◆ **Supplied information**

[start]

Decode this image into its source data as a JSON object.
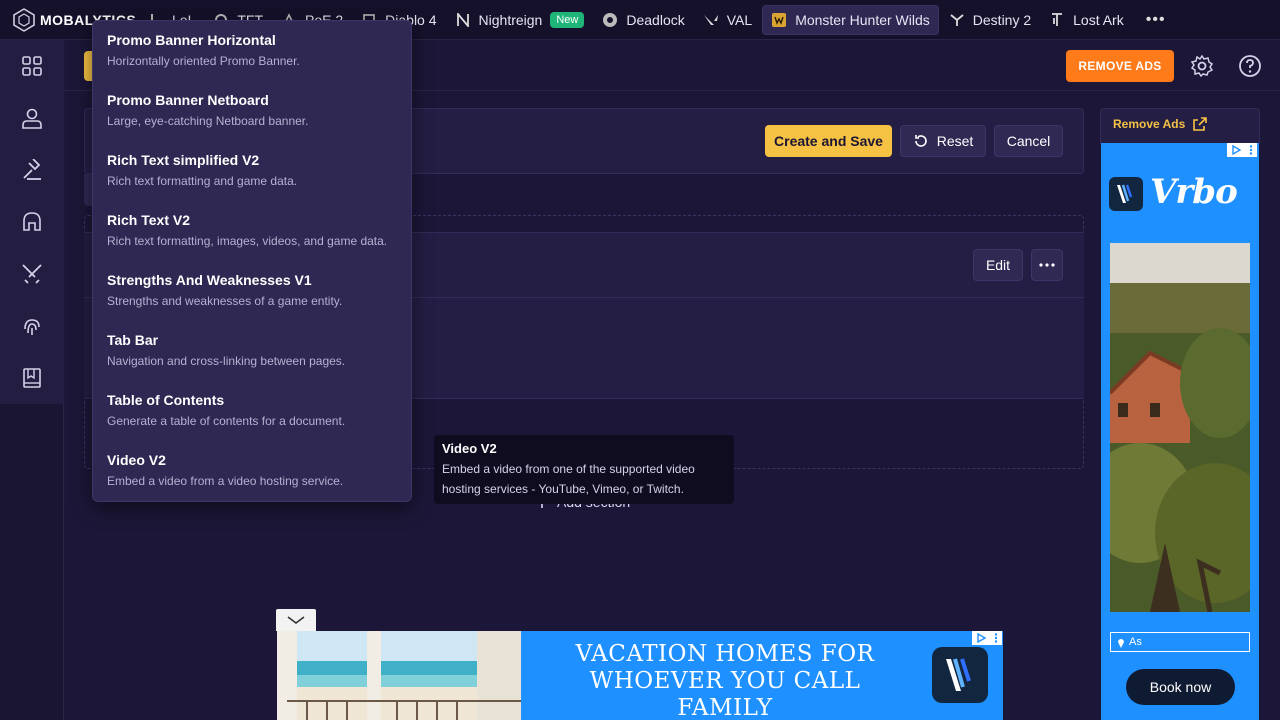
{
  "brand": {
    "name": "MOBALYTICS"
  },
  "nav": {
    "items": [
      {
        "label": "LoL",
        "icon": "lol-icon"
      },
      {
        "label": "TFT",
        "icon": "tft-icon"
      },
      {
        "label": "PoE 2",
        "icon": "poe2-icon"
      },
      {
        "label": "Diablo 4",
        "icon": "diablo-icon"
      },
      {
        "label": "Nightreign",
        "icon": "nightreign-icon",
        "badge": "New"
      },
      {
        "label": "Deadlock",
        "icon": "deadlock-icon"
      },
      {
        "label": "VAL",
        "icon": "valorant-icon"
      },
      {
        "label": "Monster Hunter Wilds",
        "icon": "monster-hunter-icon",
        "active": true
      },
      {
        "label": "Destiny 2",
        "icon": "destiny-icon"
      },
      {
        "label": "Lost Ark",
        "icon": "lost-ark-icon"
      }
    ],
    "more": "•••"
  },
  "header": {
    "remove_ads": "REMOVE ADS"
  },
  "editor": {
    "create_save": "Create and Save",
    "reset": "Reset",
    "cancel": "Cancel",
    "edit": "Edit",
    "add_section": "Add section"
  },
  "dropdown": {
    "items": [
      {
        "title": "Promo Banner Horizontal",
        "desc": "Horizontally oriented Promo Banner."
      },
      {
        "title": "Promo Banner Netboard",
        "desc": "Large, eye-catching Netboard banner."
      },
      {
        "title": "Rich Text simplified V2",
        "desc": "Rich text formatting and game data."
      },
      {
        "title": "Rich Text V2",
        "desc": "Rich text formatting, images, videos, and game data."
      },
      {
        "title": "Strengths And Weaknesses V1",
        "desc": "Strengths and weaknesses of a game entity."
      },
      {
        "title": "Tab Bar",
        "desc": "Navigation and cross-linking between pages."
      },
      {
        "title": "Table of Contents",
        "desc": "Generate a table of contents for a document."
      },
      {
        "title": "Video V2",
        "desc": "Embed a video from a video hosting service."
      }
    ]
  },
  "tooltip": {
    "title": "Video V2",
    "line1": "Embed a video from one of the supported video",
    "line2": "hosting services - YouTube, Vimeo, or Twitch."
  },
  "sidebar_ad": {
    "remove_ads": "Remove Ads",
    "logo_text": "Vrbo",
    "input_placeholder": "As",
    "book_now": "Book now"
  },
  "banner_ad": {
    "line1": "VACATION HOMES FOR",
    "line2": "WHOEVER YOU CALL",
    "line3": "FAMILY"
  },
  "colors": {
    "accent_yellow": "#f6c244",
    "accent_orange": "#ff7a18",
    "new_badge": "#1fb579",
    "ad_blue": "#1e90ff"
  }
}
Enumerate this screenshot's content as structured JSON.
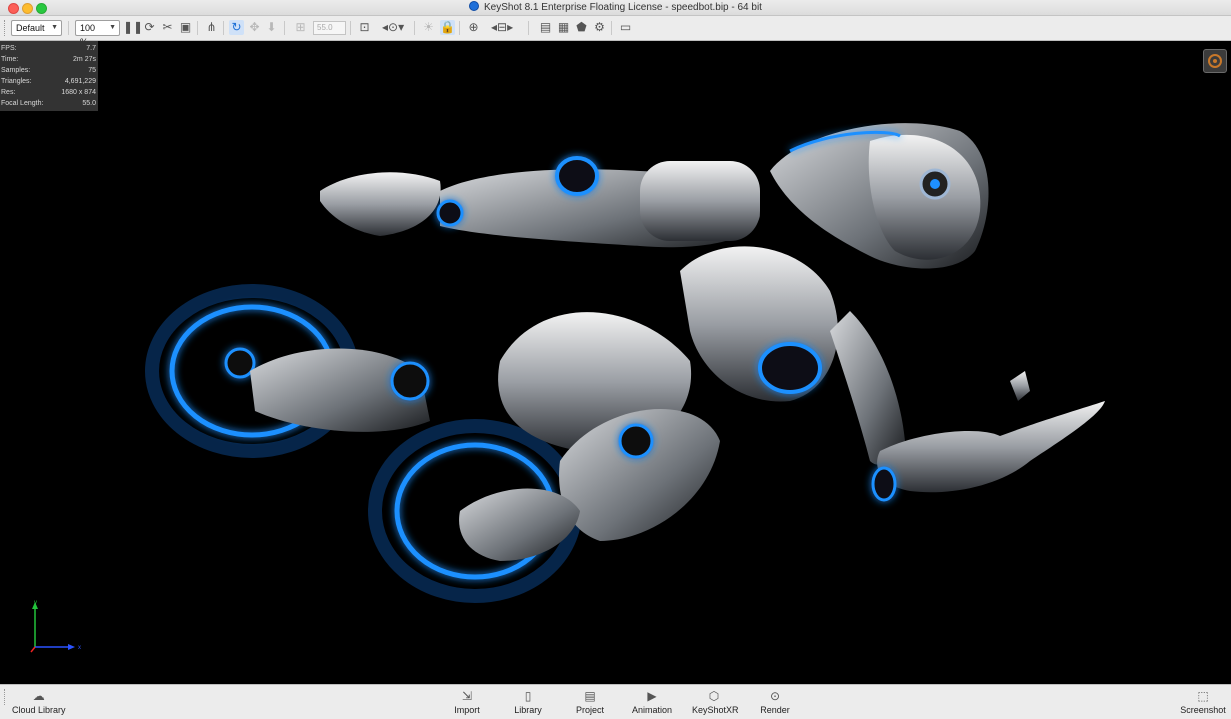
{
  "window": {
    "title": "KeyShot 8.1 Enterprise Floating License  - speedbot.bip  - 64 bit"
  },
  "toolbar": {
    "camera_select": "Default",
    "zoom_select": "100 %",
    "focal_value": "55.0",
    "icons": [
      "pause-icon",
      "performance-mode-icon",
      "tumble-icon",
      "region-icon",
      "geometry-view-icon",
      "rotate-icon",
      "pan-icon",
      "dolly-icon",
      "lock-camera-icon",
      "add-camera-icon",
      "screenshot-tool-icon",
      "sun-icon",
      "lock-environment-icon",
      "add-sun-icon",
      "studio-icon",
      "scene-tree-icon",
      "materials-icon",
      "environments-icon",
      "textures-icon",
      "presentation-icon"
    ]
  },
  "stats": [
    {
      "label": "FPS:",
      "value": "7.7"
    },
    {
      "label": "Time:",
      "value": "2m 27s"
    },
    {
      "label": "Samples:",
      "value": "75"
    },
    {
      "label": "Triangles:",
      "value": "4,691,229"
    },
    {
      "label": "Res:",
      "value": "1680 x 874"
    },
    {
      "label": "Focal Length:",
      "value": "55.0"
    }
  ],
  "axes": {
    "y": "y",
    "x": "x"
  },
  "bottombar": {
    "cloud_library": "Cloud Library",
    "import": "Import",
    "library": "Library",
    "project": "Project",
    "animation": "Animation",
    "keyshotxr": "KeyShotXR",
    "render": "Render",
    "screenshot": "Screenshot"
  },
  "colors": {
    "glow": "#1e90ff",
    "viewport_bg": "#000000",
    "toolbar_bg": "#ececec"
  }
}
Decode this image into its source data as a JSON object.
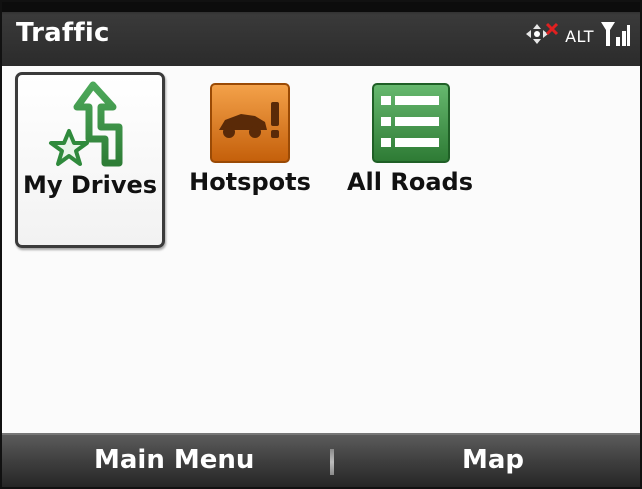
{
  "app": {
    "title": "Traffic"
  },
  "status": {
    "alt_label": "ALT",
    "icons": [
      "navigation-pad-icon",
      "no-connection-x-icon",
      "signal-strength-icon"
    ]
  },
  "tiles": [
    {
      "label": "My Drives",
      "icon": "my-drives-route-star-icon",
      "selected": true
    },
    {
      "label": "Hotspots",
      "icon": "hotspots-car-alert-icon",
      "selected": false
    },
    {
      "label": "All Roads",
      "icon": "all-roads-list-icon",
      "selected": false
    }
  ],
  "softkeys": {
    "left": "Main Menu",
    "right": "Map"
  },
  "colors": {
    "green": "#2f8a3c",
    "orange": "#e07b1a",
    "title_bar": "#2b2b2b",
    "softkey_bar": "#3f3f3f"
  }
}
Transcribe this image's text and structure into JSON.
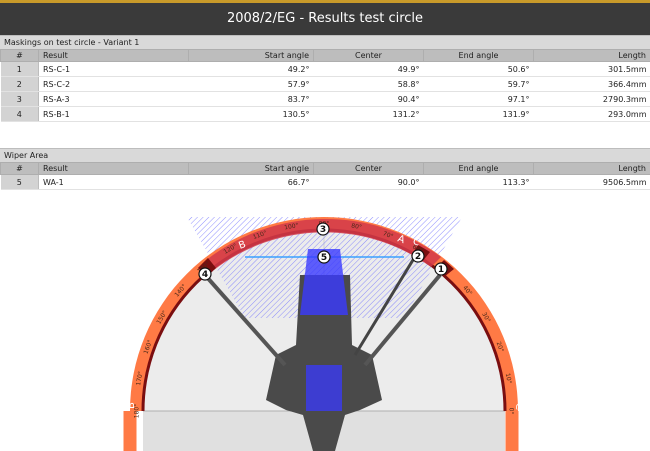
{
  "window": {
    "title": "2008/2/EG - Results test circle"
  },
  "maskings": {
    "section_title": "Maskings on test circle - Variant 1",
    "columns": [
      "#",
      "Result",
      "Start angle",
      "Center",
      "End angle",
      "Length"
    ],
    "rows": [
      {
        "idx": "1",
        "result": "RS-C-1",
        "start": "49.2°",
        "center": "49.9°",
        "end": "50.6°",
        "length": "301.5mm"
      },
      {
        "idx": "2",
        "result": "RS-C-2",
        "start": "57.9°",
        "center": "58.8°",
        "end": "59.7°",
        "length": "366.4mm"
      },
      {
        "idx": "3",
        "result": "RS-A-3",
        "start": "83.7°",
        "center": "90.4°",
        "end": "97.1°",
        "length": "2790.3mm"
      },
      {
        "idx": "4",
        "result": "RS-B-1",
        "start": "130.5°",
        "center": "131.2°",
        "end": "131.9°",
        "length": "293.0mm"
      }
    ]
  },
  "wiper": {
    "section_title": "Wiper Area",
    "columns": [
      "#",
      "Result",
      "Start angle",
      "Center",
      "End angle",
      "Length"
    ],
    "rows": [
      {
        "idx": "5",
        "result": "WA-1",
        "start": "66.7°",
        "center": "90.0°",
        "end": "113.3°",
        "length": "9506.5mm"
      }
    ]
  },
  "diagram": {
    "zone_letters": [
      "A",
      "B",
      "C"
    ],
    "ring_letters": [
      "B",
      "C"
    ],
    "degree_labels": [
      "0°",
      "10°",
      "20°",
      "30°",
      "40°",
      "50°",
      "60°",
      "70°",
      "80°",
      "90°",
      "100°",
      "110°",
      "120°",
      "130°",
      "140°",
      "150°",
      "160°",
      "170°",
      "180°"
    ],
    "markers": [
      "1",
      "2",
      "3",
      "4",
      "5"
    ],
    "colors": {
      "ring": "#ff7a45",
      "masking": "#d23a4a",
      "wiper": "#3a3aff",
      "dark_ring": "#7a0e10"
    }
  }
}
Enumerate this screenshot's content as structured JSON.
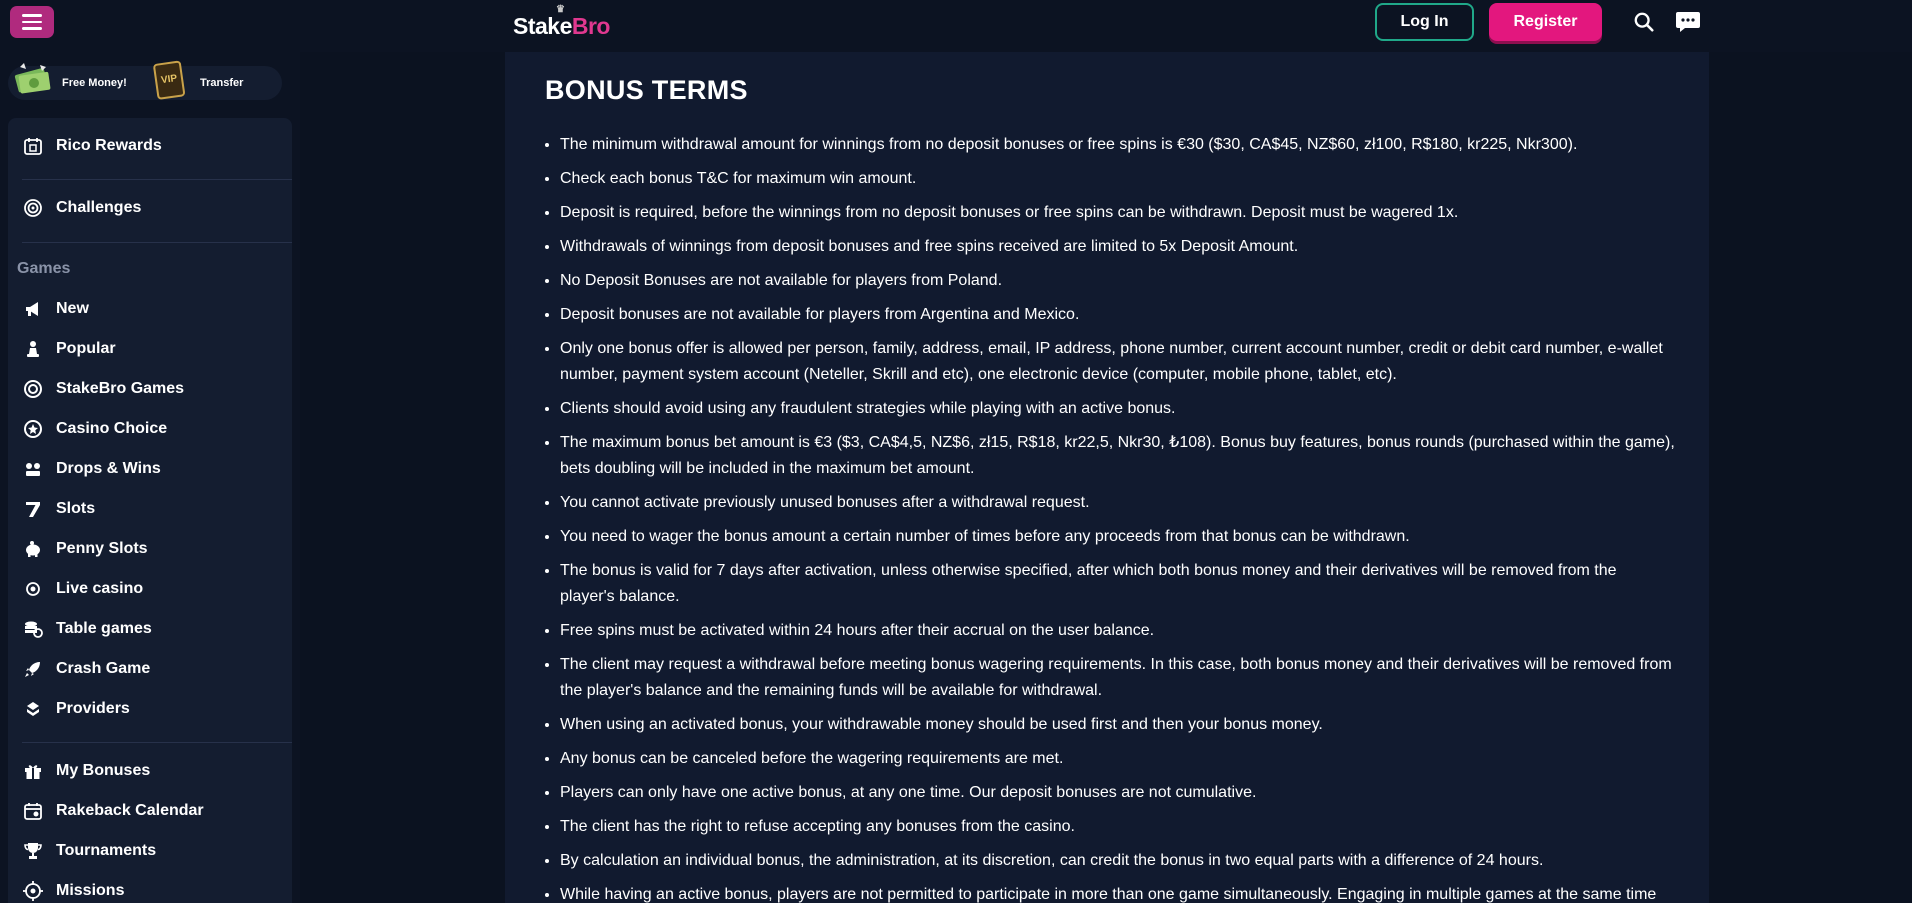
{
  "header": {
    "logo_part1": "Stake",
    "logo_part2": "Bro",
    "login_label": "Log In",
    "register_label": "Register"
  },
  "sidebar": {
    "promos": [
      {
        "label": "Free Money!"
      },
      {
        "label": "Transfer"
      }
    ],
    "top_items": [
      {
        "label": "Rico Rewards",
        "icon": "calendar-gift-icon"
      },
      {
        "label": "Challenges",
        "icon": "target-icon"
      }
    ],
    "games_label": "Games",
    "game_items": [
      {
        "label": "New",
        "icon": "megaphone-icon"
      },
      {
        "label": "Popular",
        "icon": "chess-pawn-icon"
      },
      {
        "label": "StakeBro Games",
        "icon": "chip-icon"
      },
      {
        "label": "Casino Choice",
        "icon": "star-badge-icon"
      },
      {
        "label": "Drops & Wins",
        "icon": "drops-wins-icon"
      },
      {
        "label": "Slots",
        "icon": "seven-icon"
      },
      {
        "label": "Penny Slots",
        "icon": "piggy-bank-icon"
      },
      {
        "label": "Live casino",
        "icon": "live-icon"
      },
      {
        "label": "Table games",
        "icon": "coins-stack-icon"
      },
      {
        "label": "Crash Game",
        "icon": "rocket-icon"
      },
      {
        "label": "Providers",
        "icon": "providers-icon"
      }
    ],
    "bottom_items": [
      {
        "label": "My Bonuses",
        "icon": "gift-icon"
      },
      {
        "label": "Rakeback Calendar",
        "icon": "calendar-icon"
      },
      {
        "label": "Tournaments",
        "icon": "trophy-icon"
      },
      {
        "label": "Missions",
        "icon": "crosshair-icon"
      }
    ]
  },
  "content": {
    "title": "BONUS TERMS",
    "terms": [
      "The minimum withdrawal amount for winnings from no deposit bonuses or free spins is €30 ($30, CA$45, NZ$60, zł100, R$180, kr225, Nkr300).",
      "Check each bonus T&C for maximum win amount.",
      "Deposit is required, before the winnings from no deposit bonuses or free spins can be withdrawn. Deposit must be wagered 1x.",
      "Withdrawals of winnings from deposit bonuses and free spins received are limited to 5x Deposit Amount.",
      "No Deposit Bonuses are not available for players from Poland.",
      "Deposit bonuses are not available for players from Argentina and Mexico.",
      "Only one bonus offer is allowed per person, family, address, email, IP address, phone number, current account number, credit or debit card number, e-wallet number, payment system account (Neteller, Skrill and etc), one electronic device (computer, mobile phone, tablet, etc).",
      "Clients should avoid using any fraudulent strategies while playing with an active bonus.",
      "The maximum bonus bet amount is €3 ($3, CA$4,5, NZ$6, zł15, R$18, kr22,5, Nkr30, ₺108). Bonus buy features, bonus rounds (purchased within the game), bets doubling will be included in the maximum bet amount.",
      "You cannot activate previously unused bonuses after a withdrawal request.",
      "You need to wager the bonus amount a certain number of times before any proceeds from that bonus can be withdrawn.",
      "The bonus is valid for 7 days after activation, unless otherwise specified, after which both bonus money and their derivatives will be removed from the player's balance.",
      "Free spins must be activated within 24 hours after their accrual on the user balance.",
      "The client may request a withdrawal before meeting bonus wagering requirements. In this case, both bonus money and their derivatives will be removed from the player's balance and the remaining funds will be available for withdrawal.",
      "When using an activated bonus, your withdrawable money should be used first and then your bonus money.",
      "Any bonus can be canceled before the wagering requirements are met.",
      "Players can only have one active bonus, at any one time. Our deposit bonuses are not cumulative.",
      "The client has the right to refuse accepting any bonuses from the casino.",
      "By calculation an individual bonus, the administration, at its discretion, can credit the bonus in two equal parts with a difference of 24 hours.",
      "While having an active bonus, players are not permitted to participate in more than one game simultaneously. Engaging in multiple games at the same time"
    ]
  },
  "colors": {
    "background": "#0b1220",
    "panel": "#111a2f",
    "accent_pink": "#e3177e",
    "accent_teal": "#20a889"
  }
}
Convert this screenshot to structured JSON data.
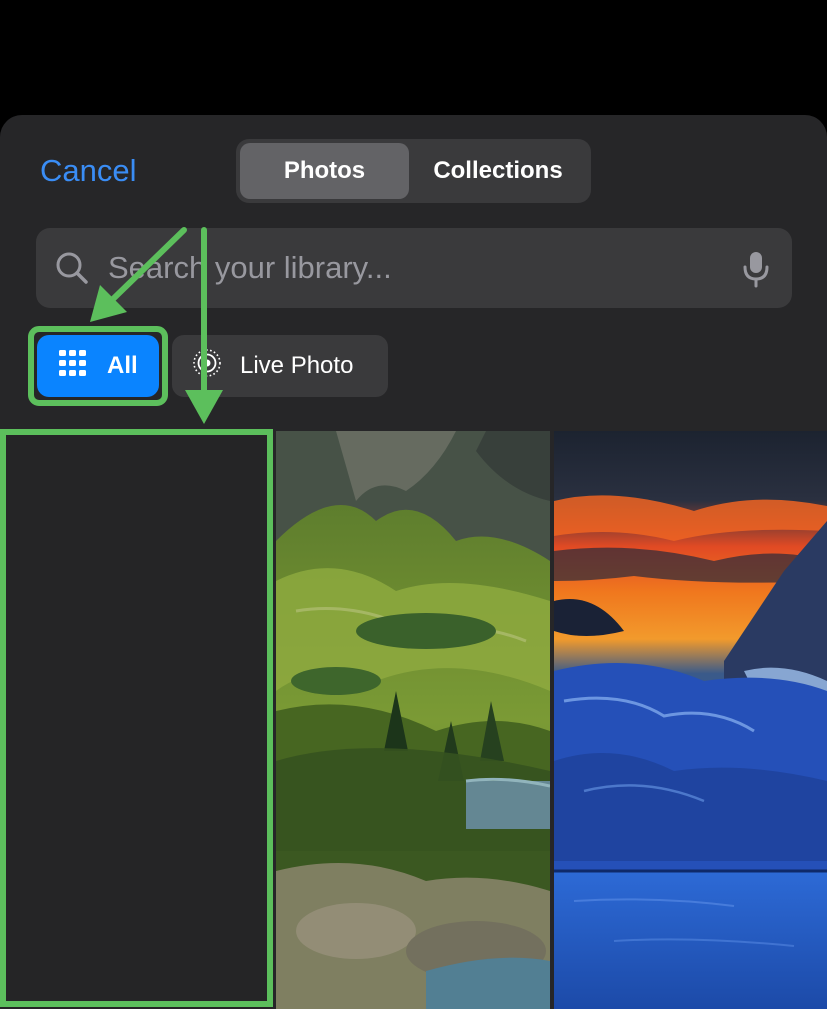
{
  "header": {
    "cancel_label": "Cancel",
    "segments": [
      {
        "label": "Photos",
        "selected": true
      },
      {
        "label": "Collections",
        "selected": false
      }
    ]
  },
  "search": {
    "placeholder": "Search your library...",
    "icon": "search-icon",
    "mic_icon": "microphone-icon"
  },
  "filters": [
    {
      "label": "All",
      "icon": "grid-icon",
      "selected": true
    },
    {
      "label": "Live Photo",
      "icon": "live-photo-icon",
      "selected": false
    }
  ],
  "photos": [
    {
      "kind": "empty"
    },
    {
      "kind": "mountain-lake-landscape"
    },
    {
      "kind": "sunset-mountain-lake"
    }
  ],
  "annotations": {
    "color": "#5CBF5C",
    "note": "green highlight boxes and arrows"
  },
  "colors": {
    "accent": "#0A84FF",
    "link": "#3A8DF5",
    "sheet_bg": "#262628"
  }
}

[end]

◆ **Set exercise**
Find the word "Strengths" in the records and pull out each line that has it.

◆ **Written reply**
        "title": "Strengths And Weaknesses V1",
        "desc": "Strengths and weaknesses of a game entity."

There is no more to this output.